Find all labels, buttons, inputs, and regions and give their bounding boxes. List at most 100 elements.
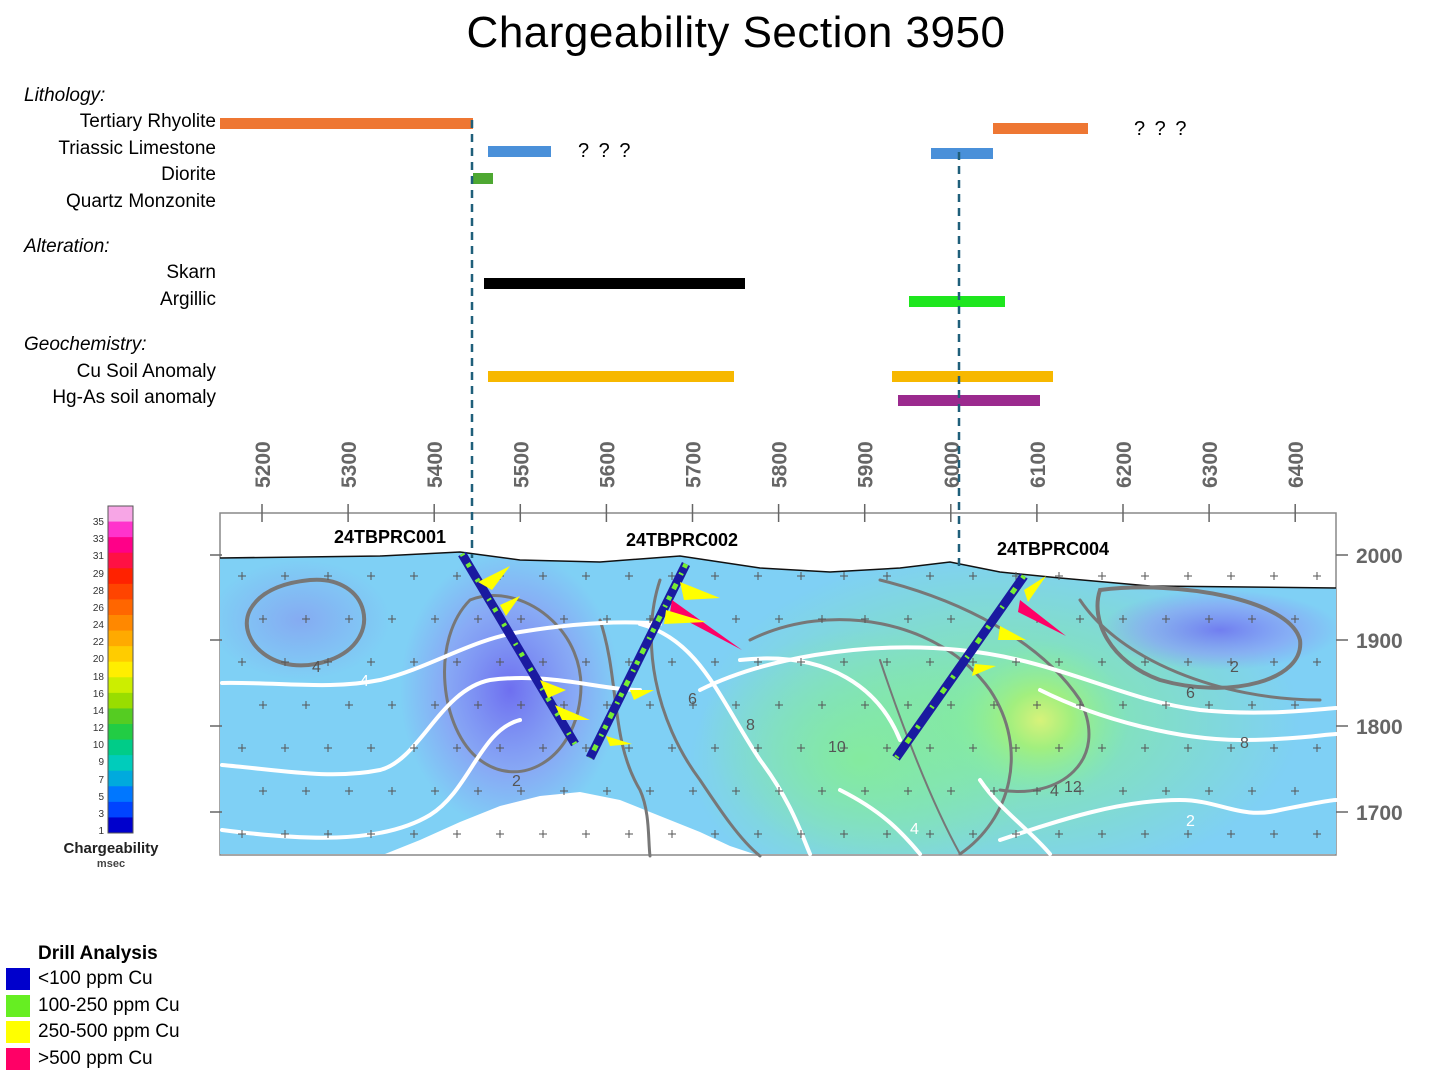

+--

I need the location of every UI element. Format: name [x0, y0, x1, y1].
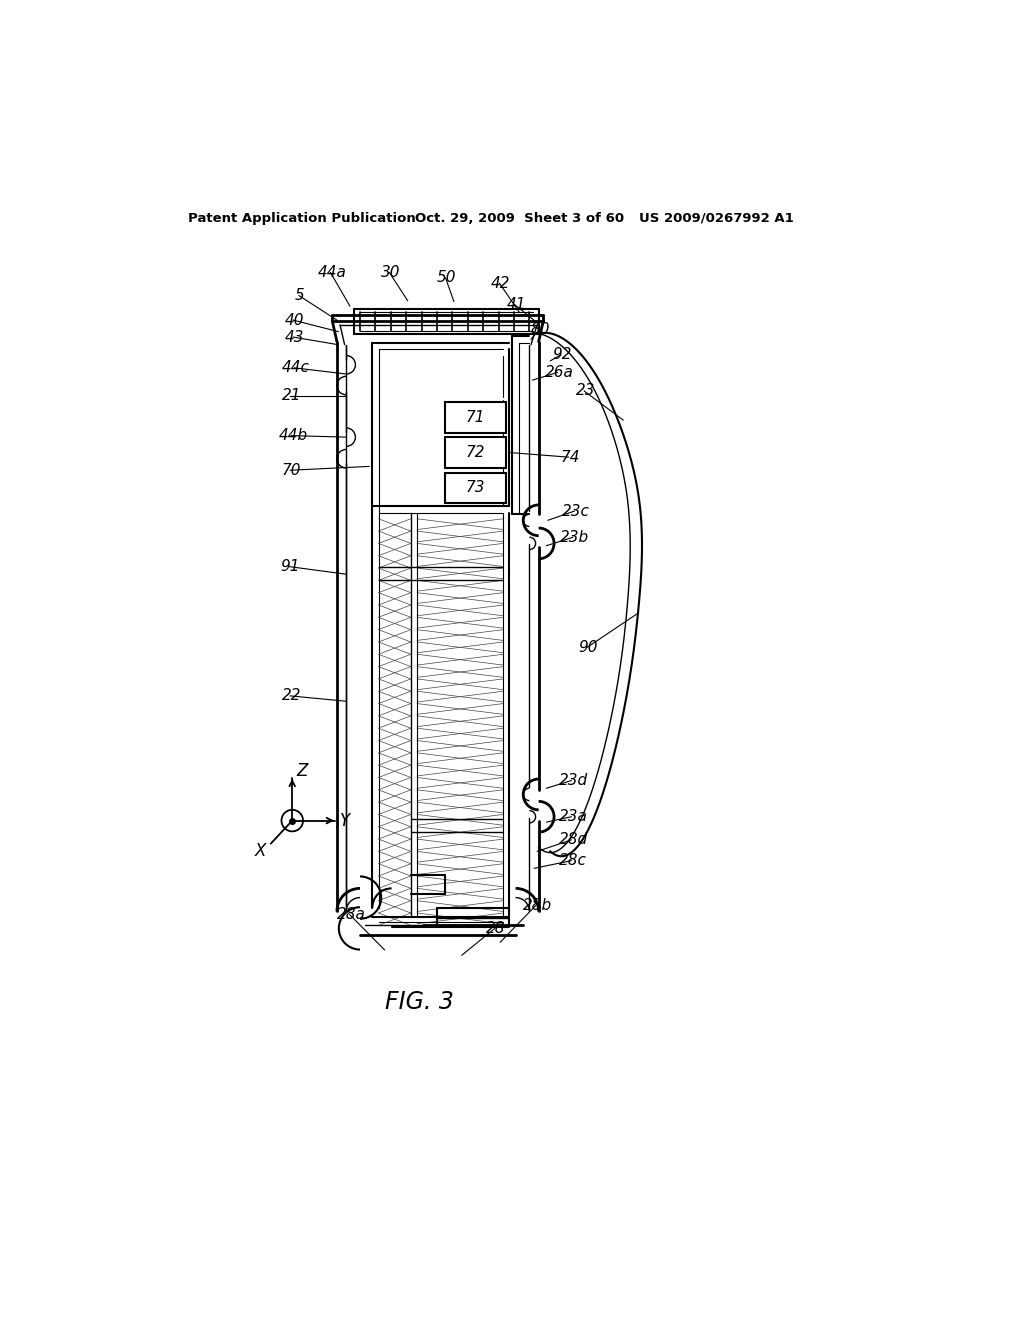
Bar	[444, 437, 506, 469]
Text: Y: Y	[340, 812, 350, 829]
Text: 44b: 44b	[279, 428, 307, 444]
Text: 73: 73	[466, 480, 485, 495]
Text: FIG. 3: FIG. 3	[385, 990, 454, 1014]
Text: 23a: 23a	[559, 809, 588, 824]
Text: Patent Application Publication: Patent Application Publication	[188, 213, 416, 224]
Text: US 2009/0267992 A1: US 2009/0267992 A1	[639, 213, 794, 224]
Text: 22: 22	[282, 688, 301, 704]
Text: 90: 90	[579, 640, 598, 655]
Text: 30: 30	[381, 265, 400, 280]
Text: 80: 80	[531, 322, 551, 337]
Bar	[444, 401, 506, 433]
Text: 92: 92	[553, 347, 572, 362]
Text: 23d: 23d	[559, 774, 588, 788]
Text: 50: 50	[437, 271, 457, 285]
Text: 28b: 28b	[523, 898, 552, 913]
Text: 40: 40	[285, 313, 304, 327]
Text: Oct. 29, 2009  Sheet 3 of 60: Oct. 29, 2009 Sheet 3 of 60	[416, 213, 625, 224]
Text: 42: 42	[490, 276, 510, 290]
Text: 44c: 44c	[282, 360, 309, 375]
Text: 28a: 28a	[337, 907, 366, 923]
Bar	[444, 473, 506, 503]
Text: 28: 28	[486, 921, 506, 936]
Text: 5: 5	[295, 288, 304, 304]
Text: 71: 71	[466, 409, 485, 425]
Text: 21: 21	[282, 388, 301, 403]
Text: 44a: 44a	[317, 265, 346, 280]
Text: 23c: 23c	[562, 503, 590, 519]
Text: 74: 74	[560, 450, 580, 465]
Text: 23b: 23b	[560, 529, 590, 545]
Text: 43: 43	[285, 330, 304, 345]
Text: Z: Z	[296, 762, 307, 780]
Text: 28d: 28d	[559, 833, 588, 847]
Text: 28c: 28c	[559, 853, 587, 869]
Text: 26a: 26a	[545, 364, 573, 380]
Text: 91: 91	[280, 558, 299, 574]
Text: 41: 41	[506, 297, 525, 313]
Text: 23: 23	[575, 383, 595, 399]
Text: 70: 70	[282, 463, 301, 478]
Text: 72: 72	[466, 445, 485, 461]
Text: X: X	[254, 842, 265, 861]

+--

**REQUIREMENTS**
Copy out everything from the row containing "I need the location" down to the row containing "Text: FIG. 3: FIG.", both included, leaving out the pictures.

**TASK SOLUTION**
I need the location of every UI element. Format: name [x0, y0, x1, y1].
Bar	[444, 437, 506, 469]
Text: Y: Y	[340, 812, 350, 829]
Text: 44b: 44b	[279, 428, 307, 444]
Text: 73: 73	[466, 480, 485, 495]
Text: FIG. 3: FIG. 3	[385, 990, 454, 1014]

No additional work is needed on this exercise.